▼

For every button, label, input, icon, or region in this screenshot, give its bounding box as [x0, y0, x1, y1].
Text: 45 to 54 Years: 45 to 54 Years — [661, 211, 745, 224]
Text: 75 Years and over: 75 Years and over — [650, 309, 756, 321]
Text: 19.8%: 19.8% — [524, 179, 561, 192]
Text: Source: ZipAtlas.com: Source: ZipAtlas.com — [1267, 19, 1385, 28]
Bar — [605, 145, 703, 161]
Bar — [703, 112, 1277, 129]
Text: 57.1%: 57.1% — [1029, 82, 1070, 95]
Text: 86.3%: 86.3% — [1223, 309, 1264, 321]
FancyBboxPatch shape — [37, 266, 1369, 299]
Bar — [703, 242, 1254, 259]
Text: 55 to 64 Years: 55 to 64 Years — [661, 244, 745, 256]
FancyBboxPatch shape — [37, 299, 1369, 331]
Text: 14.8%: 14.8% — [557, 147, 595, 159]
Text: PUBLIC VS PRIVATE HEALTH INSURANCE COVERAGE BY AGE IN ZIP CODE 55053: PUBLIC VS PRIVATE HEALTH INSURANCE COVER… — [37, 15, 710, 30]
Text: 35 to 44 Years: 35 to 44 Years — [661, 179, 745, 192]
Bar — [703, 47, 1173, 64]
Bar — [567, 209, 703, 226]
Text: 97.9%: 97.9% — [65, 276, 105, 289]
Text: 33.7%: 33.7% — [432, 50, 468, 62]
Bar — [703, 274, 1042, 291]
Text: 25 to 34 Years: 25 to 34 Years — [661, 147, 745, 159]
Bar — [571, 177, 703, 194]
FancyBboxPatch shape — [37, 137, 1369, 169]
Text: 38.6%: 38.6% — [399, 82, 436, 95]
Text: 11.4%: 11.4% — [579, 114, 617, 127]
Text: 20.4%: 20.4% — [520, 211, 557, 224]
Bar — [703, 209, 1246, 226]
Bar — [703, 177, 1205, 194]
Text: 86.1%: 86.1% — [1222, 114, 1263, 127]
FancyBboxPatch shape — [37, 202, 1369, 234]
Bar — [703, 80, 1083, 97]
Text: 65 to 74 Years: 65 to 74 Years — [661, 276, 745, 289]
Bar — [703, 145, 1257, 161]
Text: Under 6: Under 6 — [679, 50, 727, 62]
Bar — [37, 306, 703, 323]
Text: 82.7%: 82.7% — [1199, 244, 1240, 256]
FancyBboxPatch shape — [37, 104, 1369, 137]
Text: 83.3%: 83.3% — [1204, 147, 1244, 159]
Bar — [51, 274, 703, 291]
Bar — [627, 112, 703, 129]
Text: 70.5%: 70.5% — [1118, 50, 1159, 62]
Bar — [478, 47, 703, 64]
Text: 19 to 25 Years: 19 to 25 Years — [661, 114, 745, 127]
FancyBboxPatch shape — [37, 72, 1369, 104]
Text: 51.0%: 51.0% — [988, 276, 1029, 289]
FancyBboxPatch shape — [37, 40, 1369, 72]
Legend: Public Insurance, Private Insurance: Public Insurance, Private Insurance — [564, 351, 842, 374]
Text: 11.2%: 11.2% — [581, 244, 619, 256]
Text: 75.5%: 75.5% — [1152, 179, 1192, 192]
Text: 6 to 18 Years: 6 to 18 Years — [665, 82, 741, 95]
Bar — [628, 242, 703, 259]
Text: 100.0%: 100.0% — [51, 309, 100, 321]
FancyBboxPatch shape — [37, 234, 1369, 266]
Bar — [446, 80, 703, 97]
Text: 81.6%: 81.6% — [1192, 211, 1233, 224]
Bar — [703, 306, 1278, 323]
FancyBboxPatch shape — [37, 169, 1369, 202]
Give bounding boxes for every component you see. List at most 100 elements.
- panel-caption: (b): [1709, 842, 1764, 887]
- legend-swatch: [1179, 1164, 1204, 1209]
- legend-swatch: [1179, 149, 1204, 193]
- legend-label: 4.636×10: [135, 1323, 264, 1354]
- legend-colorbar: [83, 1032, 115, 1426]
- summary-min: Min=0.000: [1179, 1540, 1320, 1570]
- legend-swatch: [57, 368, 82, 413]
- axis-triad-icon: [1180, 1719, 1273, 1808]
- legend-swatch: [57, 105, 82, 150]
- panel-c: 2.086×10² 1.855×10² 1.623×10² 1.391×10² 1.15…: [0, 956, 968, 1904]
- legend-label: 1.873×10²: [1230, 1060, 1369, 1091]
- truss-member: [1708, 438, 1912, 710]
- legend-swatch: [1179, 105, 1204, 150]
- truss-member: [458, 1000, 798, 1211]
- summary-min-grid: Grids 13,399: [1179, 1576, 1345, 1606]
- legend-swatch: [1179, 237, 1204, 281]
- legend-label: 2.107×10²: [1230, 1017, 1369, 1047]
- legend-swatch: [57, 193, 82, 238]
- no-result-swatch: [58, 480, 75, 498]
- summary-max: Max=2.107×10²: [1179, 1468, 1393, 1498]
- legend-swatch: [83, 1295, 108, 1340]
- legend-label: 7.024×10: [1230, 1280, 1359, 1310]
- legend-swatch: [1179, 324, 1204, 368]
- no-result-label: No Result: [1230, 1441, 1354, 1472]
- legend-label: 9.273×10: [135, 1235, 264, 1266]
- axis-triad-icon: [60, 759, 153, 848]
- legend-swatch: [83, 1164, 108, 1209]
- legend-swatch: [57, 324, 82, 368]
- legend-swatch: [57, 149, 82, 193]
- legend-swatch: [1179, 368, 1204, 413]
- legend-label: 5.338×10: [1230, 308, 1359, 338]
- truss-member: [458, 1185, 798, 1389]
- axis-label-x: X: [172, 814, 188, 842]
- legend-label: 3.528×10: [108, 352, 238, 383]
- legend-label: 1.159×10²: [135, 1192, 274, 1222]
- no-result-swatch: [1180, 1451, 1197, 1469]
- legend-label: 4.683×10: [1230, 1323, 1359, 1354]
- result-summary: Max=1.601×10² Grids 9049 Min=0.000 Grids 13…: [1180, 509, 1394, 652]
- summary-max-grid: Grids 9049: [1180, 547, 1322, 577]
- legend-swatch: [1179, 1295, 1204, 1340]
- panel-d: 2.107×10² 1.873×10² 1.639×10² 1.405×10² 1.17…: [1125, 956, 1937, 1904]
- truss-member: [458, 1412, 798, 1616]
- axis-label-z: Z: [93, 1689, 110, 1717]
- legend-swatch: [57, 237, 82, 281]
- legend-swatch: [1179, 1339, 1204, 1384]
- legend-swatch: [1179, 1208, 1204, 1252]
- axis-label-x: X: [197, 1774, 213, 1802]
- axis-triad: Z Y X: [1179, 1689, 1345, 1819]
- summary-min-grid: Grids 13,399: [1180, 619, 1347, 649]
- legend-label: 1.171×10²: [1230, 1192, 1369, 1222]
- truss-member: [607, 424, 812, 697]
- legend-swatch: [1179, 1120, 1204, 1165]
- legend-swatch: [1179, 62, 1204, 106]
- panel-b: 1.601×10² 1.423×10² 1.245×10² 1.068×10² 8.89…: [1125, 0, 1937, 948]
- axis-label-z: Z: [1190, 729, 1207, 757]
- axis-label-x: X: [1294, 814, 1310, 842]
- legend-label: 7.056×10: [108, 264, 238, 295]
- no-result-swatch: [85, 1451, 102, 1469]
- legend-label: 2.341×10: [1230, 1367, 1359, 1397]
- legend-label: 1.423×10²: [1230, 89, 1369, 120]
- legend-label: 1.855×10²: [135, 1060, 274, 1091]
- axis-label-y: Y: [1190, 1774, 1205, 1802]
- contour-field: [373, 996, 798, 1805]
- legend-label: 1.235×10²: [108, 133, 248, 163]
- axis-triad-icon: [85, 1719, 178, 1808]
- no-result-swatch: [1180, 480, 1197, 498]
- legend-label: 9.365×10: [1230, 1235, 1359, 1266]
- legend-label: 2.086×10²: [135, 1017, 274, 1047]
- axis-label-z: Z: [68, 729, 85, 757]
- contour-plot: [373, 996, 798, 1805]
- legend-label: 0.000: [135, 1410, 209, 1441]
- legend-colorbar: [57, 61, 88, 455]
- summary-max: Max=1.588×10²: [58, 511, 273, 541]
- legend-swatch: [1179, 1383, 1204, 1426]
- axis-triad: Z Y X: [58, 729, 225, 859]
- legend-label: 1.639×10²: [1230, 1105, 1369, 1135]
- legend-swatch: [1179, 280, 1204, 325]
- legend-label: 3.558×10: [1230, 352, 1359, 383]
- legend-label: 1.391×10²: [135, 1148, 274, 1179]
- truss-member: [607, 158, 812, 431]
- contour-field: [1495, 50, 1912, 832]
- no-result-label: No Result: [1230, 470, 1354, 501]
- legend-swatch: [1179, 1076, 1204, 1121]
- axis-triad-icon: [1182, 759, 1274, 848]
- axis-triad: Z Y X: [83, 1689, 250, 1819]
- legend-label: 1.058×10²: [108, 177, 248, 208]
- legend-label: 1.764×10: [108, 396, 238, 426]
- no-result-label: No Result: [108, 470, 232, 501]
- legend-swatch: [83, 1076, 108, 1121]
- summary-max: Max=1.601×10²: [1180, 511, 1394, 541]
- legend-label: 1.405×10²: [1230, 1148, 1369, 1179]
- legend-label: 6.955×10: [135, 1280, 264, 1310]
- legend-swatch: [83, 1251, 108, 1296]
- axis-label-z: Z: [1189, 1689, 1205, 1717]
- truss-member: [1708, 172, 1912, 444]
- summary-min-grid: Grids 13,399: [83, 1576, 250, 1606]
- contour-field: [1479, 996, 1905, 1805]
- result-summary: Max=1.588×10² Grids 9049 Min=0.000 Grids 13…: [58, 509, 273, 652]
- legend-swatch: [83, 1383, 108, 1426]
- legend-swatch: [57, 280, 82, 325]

▲

▶ _Görevin Amacı_
Kayıtların başından "Bar — [571, 177, 703, 194]" geçen satıra kadar, o satır da dahil olmak üzere, tüm satırları her satıra bir dize düşecek şekilde bir JSON listesi olarak düzenle. Boş satırları listeye alma.

▶ _Görevin Çıktısı_
[
  "For every button, label, input, icon, or region in this screenshot, give its bounding box as [x0, y0, x1, y1].",
  "Text: 45 to 54 Years: 45 to 54 Years — [661, 211, 745, 224]",
  "Text: 75 Years and over: 75 Years and over — [650, 309, 756, 321]",
  "Text: 19.8%: 19.8% — [524, 179, 561, 192]",
  "Text: Source: ZipAtlas.com: Source: ZipAtlas.com — [1267, 19, 1385, 28]",
  "Bar — [605, 145, 703, 161]",
  "Bar — [703, 112, 1277, 129]",
  "Text: 57.1%: 57.1% — [1029, 82, 1070, 95]",
  "Text: 86.3%: 86.3% — [1223, 309, 1264, 321]",
  "FancyBboxPatch shape — [37, 266, 1369, 299]",
  "Bar — [703, 242, 1254, 259]",
  "Text: 55 to 64 Years: 55 to 64 Years — [661, 244, 745, 256]",
  "FancyBboxPatch shape — [37, 299, 1369, 331]",
  "Text: 14.8%: 14.8% — [557, 147, 595, 159]",
  "Text: PUBLIC VS PRIVATE HEALTH INSURANCE COVERAGE BY AGE IN ZIP CODE 55053: PUBLIC VS PRIVATE HEALTH INSURANCE COVER… — [37, 15, 710, 30]",
  "Text: 35 to 44 Years: 35 to 44 Years — [661, 179, 745, 192]",
  "Bar — [703, 47, 1173, 64]",
  "Bar — [567, 209, 703, 226]",
  "Text: 97.9%: 97.9% — [65, 276, 105, 289]",
  "Text: 33.7%: 33.7% — [432, 50, 468, 62]",
  "Bar — [703, 274, 1042, 291]",
  "Text: 25 to 34 Years: 25 to 34 Years — [661, 147, 745, 159]",
  "Bar — [571, 177, 703, 194]"
]